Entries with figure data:
■ ■ ■
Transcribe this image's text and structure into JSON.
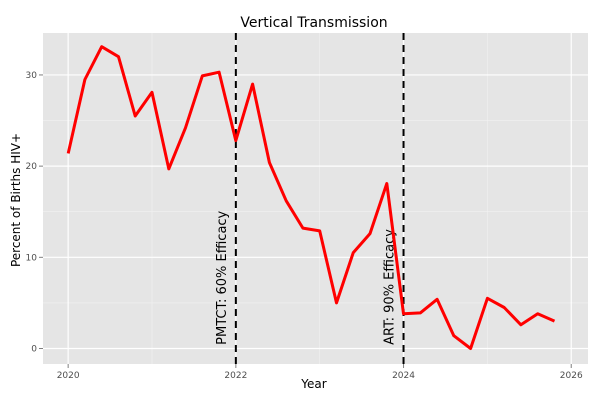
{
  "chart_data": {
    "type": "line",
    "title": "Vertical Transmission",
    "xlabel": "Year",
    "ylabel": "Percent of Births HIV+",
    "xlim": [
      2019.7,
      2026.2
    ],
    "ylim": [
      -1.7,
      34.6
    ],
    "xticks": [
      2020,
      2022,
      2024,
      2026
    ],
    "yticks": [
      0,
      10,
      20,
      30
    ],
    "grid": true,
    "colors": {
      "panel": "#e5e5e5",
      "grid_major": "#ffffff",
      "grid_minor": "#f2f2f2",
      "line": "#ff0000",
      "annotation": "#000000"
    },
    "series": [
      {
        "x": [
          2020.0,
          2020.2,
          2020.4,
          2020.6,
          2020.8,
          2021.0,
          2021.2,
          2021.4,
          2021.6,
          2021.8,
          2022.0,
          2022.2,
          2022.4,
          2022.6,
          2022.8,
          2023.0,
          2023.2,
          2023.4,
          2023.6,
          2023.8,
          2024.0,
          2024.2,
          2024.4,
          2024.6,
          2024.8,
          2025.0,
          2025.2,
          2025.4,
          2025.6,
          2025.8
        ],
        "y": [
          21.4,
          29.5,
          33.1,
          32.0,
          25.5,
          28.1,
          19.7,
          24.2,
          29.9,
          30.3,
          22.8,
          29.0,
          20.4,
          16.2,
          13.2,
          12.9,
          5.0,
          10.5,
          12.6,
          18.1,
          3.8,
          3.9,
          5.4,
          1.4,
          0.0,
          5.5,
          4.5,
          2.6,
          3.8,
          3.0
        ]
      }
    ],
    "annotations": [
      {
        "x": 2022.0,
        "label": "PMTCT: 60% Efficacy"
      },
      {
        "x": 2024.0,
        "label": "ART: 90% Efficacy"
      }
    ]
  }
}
■ ■ ■
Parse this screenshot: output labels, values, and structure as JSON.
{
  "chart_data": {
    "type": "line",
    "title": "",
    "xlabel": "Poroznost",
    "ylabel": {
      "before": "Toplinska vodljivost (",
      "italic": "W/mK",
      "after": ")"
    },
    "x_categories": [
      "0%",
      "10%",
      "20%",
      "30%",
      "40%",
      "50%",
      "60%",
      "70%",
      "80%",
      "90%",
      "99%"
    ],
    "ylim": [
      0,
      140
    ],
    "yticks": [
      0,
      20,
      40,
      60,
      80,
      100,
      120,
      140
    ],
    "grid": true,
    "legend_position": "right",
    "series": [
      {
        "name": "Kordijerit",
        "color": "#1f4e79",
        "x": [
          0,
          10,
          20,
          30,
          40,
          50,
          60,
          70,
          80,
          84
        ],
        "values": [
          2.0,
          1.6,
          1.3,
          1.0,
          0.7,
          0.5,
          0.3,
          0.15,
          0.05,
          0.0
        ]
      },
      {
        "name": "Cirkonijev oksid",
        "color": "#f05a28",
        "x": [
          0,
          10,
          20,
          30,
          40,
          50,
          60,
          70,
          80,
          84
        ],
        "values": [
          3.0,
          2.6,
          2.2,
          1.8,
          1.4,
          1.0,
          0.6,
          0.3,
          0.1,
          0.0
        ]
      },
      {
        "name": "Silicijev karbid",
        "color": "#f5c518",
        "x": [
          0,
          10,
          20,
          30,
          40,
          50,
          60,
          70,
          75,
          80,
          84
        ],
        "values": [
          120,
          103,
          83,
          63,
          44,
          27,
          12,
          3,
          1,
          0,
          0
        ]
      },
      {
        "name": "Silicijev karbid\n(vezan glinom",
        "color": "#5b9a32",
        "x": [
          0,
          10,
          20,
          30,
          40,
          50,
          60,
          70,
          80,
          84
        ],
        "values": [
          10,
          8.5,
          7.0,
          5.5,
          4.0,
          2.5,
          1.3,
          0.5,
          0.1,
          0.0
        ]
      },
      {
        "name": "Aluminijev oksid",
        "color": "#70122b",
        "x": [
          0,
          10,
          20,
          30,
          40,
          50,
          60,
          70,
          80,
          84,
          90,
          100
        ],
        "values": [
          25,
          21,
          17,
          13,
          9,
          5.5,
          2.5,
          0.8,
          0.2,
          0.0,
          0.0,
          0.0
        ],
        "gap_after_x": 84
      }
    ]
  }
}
■ ■ ■
SHORT PROBLEM –
In the records above, collect each line with "this".

EXERCISE RESPONSE –
Transcribe this image's text and structure into JSON.
Parse this screenshot: output labels, values, and structure as JSON.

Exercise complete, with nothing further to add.